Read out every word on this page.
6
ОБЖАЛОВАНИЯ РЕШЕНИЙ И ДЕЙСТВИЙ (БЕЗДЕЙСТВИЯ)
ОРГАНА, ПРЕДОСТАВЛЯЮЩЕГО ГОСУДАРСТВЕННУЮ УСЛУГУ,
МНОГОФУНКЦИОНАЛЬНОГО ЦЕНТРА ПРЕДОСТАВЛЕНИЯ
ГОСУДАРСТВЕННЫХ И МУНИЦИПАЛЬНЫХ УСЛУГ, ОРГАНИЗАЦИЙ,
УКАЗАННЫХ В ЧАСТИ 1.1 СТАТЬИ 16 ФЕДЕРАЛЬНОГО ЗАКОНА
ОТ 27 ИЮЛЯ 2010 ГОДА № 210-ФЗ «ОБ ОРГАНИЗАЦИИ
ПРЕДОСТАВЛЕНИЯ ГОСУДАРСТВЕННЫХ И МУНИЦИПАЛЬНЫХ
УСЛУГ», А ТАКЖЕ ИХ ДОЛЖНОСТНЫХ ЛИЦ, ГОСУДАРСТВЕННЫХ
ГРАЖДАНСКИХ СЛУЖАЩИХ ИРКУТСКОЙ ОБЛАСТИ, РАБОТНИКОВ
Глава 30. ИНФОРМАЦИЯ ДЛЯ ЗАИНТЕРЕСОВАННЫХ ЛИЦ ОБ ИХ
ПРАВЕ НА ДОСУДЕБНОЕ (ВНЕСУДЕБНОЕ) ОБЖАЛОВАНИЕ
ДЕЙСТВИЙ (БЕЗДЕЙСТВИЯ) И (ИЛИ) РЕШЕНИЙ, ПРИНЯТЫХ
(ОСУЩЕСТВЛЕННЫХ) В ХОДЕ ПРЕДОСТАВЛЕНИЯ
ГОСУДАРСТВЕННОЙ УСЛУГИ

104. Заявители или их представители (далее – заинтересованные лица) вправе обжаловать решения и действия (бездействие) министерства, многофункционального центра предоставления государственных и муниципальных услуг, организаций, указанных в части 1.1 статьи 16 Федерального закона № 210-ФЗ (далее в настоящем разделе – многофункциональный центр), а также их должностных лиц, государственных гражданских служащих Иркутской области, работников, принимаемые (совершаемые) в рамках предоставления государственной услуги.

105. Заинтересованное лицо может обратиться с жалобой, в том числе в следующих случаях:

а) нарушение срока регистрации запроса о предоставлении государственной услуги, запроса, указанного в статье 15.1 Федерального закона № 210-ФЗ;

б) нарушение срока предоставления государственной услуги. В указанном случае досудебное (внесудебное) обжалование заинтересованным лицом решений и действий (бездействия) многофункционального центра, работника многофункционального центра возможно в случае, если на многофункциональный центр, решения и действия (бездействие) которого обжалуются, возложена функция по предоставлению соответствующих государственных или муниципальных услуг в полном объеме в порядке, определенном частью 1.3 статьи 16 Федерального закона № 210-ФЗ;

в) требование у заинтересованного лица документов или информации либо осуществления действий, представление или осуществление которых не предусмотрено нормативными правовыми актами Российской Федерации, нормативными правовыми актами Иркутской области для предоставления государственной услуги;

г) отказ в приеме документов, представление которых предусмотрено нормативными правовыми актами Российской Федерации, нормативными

....

Task: Go through the records and print each one exactly.

Solved exercise:
Read out every word on this page.
6
ОБЖАЛОВАНИЯ РЕШЕНИЙ И ДЕЙСТВИЙ (БЕЗДЕЙСТВИЯ)
ОРГАНА, ПРЕДОСТАВЛЯЮЩЕГО ГОСУДАРСТВЕННУЮ УСЛУГУ,
МНОГОФУНКЦИОНАЛЬНОГО ЦЕНТРА ПРЕДОСТАВЛЕНИЯ
ГОСУДАРСТВЕННЫХ И МУНИЦИПАЛЬНЫХ УСЛУГ, ОРГАНИЗАЦИЙ,
УКАЗАННЫХ В ЧАСТИ 1.1 СТАТЬИ 16 ФЕДЕРАЛЬНОГО ЗАКОНА
ОТ 27 ИЮЛЯ 2010 ГОДА № 210-ФЗ «ОБ ОРГАНИЗАЦИИ
ПРЕДОСТАВЛЕНИЯ ГОСУДАРСТВЕННЫХ И МУНИЦИПАЛЬНЫХ
УСЛУГ», А ТАКЖЕ ИХ ДОЛЖНОСТНЫХ ЛИЦ, ГОСУДАРСТВЕННЫХ
ГРАЖДАНСКИХ СЛУЖАЩИХ ИРКУТСКОЙ ОБЛАСТИ, РАБОТНИКОВ
Глава 30. ИНФОРМАЦИЯ ДЛЯ ЗАИНТЕРЕСОВАННЫХ ЛИЦ ОБ ИХ
ПРАВЕ НА ДОСУДЕБНОЕ (ВНЕСУДЕБНОЕ) ОБЖАЛОВАНИЕ
ДЕЙСТВИЙ (БЕЗДЕЙСТВИЯ) И (ИЛИ) РЕШЕНИЙ, ПРИНЯТЫХ
(ОСУЩЕСТВЛЕННЫХ) В ХОДЕ ПРЕДОСТАВЛЕНИЯ
ГОСУДАРСТВЕННОЙ УСЛУГИ

104. Заявители или их представители (далее – заинтересованные лица) вправе обжаловать решения и действия (бездействие) министерства, многофункционального центра предоставления государственных и муниципальных услуг, организаций, указанных в части 1.1 статьи 16 Федерального закона № 210-ФЗ (далее в настоящем разделе – многофункциональный центр), а также их должностных лиц, государственных гражданских служащих Иркутской области, работников, принимаемые (совершаемые) в рамках предоставления государственной услуги.

105. Заинтересованное лицо может обратиться с жалобой, в том числе в следующих случаях:

а) нарушение срока регистрации запроса о предоставлении государственной услуги, запроса, указанного в статье 15.1 Федерального закона № 210-ФЗ;

б) нарушение срока предоставления государственной услуги. В указанном случае досудебное (внесудебное) обжалование заинтересованным лицом решений и действий (бездействия) многофункционального центра, работника многофункционального центра возможно в случае, если на многофункциональный центр, решения и действия (бездействие) которого обжалуются, возложена функция по предоставлению соответствующих государственных или муниципальных услуг в полном объеме в порядке, определенном частью 1.3 статьи 16 Федерального закона № 210-ФЗ;

в) требование у заинтересованного лица документов или информации либо осуществления действий, представление или осуществление которых не предусмотрено нормативными правовыми актами Российской Федерации, нормативными правовыми актами Иркутской области для предоставления государственной услуги;

г) отказ в приеме документов, представление которых предусмотрено нормативными правовыми актами Российской Федерации, нормативными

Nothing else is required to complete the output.